## DO THIS
Return each line containing "رانيا".

## DATA FOR THIS TASK
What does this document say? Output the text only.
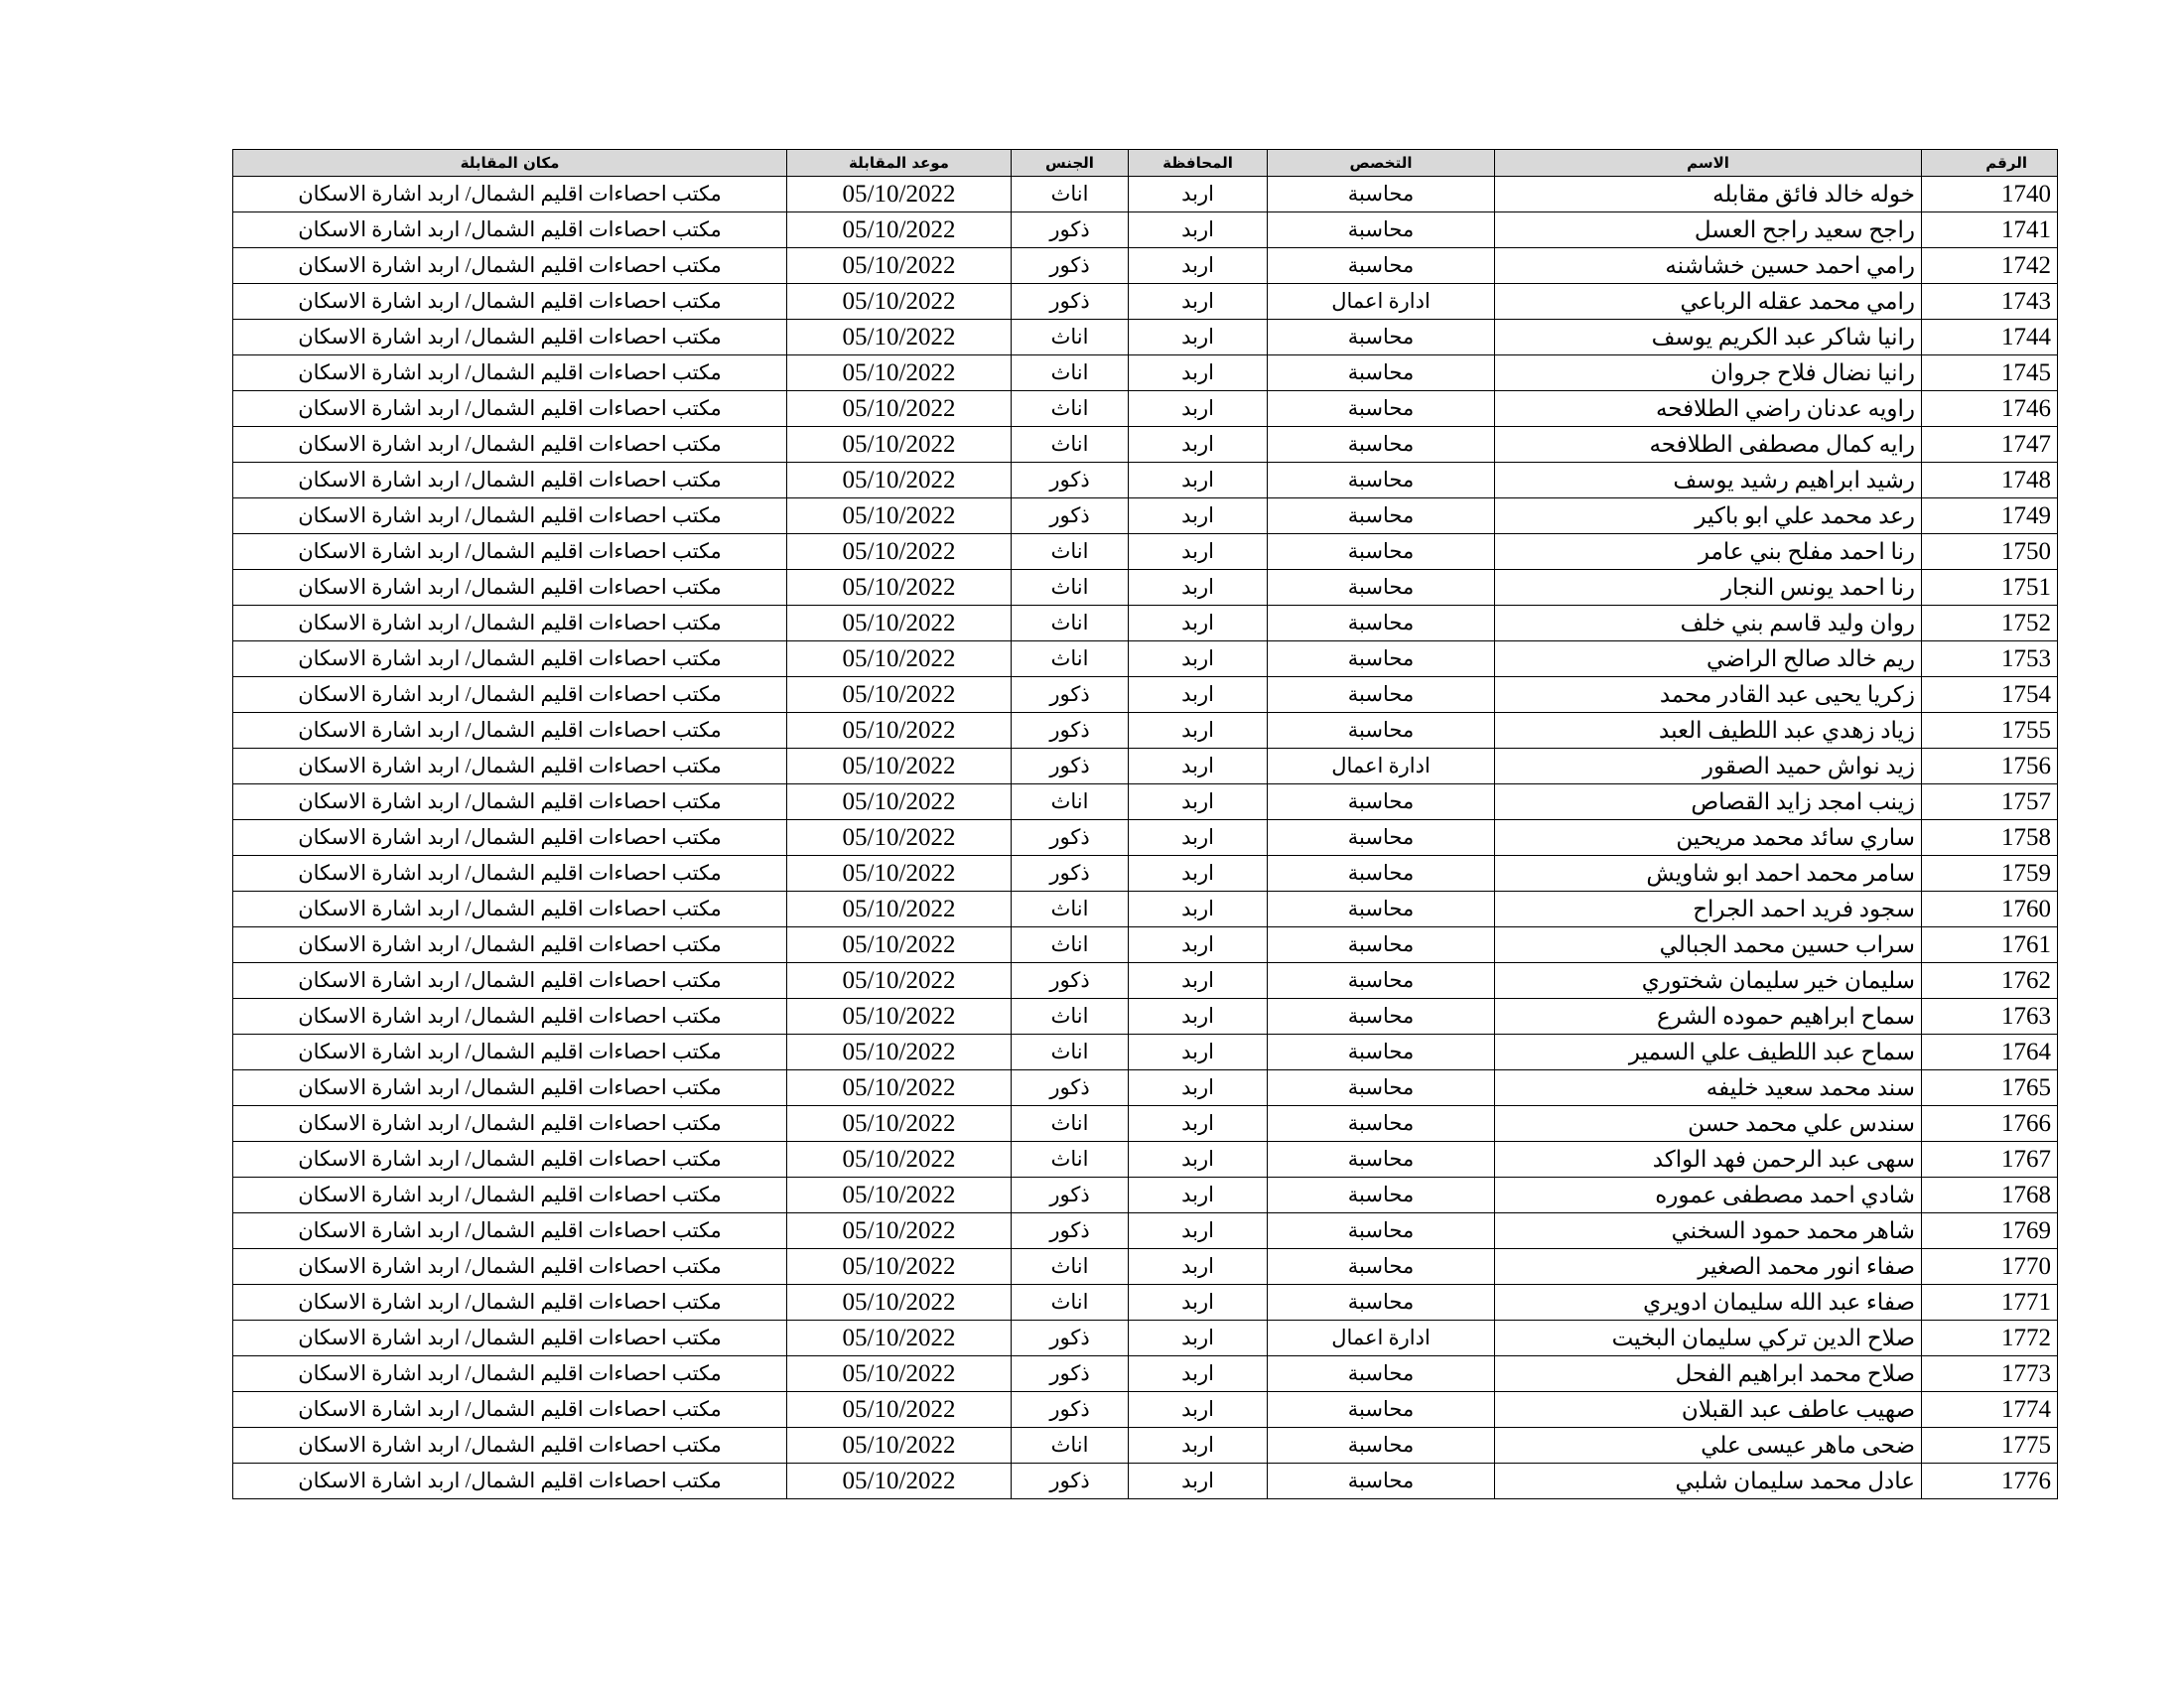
الرقم	الاسم	التخصص	المحافظة	الجنس	موعد المقابلة	مكان المقابلة
1740	خوله خالد فائق مقابله	محاسبة	اربد	اناث	05/10/2022	مكتب احصاءات اقليم الشمال/ اربد اشارة الاسكان
1741	راجح سعيد راجح العسل	محاسبة	اربد	ذكور	05/10/2022	مكتب احصاءات اقليم الشمال/ اربد اشارة الاسكان
1742	رامي احمد حسين خشاشنه	محاسبة	اربد	ذكور	05/10/2022	مكتب احصاءات اقليم الشمال/ اربد اشارة الاسكان
1743	رامي محمد عقله الرباعي	ادارة اعمال	اربد	ذكور	05/10/2022	مكتب احصاءات اقليم الشمال/ اربد اشارة الاسكان
1744	رانيا شاكر عبد الكريم يوسف	محاسبة	اربد	اناث	05/10/2022	مكتب احصاءات اقليم الشمال/ اربد اشارة الاسكان
1745	رانيا نضال فلاح جروان	محاسبة	اربد	اناث	05/10/2022	مكتب احصاءات اقليم الشمال/ اربد اشارة الاسكان
1746	راويه عدنان راضي الطلافحه	محاسبة	اربد	اناث	05/10/2022	مكتب احصاءات اقليم الشمال/ اربد اشارة الاسكان
1747	رايه كمال مصطفى الطلافحه	محاسبة	اربد	اناث	05/10/2022	مكتب احصاءات اقليم الشمال/ اربد اشارة الاسكان
1748	رشيد ابراهيم رشيد يوسف	محاسبة	اربد	ذكور	05/10/2022	مكتب احصاءات اقليم الشمال/ اربد اشارة الاسكان
1749	رعد محمد علي ابو باكير	محاسبة	اربد	ذكور	05/10/2022	مكتب احصاءات اقليم الشمال/ اربد اشارة الاسكان
1750	رنا احمد مفلح بني عامر	محاسبة	اربد	اناث	05/10/2022	مكتب احصاءات اقليم الشمال/ اربد اشارة الاسكان
1751	رنا احمد يونس النجار	محاسبة	اربد	اناث	05/10/2022	مكتب احصاءات اقليم الشمال/ اربد اشارة الاسكان
1752	روان وليد قاسم بني خلف	محاسبة	اربد	اناث	05/10/2022	مكتب احصاءات اقليم الشمال/ اربد اشارة الاسكان
1753	ريم خالد صالح الراضي	محاسبة	اربد	اناث	05/10/2022	مكتب احصاءات اقليم الشمال/ اربد اشارة الاسكان
1754	زكريا يحيى عبد القادر محمد	محاسبة	اربد	ذكور	05/10/2022	مكتب احصاءات اقليم الشمال/ اربد اشارة الاسكان
1755	زياد زهدي عبد اللطيف العبد	محاسبة	اربد	ذكور	05/10/2022	مكتب احصاءات اقليم الشمال/ اربد اشارة الاسكان
1756	زيد نواش حميد الصقور	ادارة اعمال	اربد	ذكور	05/10/2022	مكتب احصاءات اقليم الشمال/ اربد اشارة الاسكان
1757	زينب امجد زايد القصاص	محاسبة	اربد	اناث	05/10/2022	مكتب احصاءات اقليم الشمال/ اربد اشارة الاسكان
1758	ساري سائد محمد مريحين	محاسبة	اربد	ذكور	05/10/2022	مكتب احصاءات اقليم الشمال/ اربد اشارة الاسكان
1759	سامر محمد احمد ابو شاويش	محاسبة	اربد	ذكور	05/10/2022	مكتب احصاءات اقليم الشمال/ اربد اشارة الاسكان
1760	سجود فريد احمد الجراح	محاسبة	اربد	اناث	05/10/2022	مكتب احصاءات اقليم الشمال/ اربد اشارة الاسكان
1761	سراب حسين محمد الجبالي	محاسبة	اربد	اناث	05/10/2022	مكتب احصاءات اقليم الشمال/ اربد اشارة الاسكان
1762	سليمان خير سليمان شختوري	محاسبة	اربد	ذكور	05/10/2022	مكتب احصاءات اقليم الشمال/ اربد اشارة الاسكان
1763	سماح ابراهيم حموده الشرع	محاسبة	اربد	اناث	05/10/2022	مكتب احصاءات اقليم الشمال/ اربد اشارة الاسكان
1764	سماح عبد اللطيف علي السمير	محاسبة	اربد	اناث	05/10/2022	مكتب احصاءات اقليم الشمال/ اربد اشارة الاسكان
1765	سند محمد سعيد خليفه	محاسبة	اربد	ذكور	05/10/2022	مكتب احصاءات اقليم الشمال/ اربد اشارة الاسكان
1766	سندس علي محمد حسن	محاسبة	اربد	اناث	05/10/2022	مكتب احصاءات اقليم الشمال/ اربد اشارة الاسكان
1767	سهى عبد الرحمن فهد الواكد	محاسبة	اربد	اناث	05/10/2022	مكتب احصاءات اقليم الشمال/ اربد اشارة الاسكان
1768	شادي احمد مصطفى عموره	محاسبة	اربد	ذكور	05/10/2022	مكتب احصاءات اقليم الشمال/ اربد اشارة الاسكان
1769	شاهر محمد حمود السخني	محاسبة	اربد	ذكور	05/10/2022	مكتب احصاءات اقليم الشمال/ اربد اشارة الاسكان
1770	صفاء انور محمد الصغير	محاسبة	اربد	اناث	05/10/2022	مكتب احصاءات اقليم الشمال/ اربد اشارة الاسكان
1771	صفاء عبد الله سليمان ادويري	محاسبة	اربد	اناث	05/10/2022	مكتب احصاءات اقليم الشمال/ اربد اشارة الاسكان
1772	صلاح الدين تركي سليمان البخيت	ادارة اعمال	اربد	ذكور	05/10/2022	مكتب احصاءات اقليم الشمال/ اربد اشارة الاسكان
1773	صلاح محمد ابراهيم الفحل	محاسبة	اربد	ذكور	05/10/2022	مكتب احصاءات اقليم الشمال/ اربد اشارة الاسكان
1774	صهيب عاطف عبد القبلان	محاسبة	اربد	ذكور	05/10/2022	مكتب احصاءات اقليم الشمال/ اربد اشارة الاسكان
1775	ضحى ماهر عيسى علي	محاسبة	اربد	اناث	05/10/2022	مكتب احصاءات اقليم الشمال/ اربد اشارة الاسكان
1776	عادل محمد سليمان شلبي	محاسبة	اربد	ذكور	05/10/2022	مكتب احصاءات اقليم الشمال/ اربد اشارة الاسكان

## ANSWER TO THE EXERCISE
1744	رانيا شاكر عبد الكريم يوسف	محاسبة	اربد	اناث	05/10/2022	مكتب احصاءات اقليم الشمال/ اربد اشارة الاسكان
1745	رانيا نضال فلاح جروان	محاسبة	اربد	اناث	05/10/2022	مكتب احصاءات اقليم الشمال/ اربد اشارة الاسكان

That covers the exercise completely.